Задание и требования: Продолжите отрывок о стихотворении Брюсова «Фонарики», начав сразу после его последней строки.

В.Брюсов, написавший в 1904 г. стихотворение “Фонарики”, представил мировую историю в виде разноцветной гирлянды, где каждое столетие горит то “ярким”, то “тусклым” фонариком — “на прочной нити времени, протянутой в уме”. Все эпохи эстетически уравнены: “Периклов век” и “беспощадный луч” Египта, Французская революция и “родной нам” Рим; этические и политические критерии сравнения эпох устранены, и зловещая Ассирия так же достойна поэтического любования, как и век Лютера: “цветы в крови, трава в крови, и в небе красный след”. Эстетический, нравственный и идеологический индифферентизм поэта сопровождал его всю жизнь. Поэтому к грядущему Брюсов относился с чисто эстетическим интересом; недаром в творческом порыве он завершил свое программное стихотворение признанием:

Но вам молюсь, безвестные! еще в ночной тени

Сокрытые, не жившие, грядущие огни!

Исходный материал:
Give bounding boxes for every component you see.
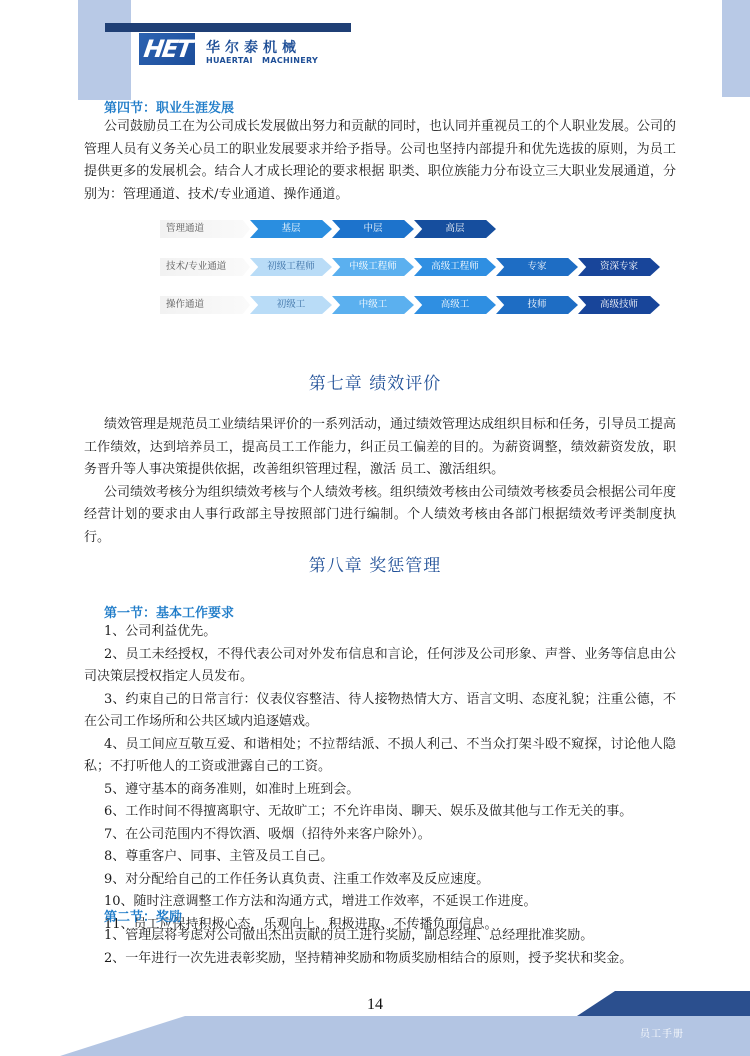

Ответ к заданию:
В 1905 г. Брюсов первым откликнулся на печально знаменитую статью Ленина “Партийная организация и литература” статьей “Свобода слова”(журнал “Весы”, № 11), где убедительно доказал, что “коран социал-демократии” ничем не отличается от “корана самодержавия”, а ленинский план подчинения муз политической партии и принципу демократического социализма удивительно согласуется с изречением халифа Омара, распорядившегося сжечь Александрийскую библиотеку на том основании, что если хранящиеся в ней книги дублируют Коран, они не нужны, а если содержат нечто иное, чем Коран, — то вредны. Поэт утверждал, что в случае победы Ленина и его единомышленников, настоящего художника неизбежно ожидает “Сахалин одиночества”. Обращаясь к большевикам в стихотворении “Близким”, Брюсов восклицал: “Ломать — я буду с вами! строить — нет!”, за что удостоился от Ленина ярлыка “поэт-анархист”.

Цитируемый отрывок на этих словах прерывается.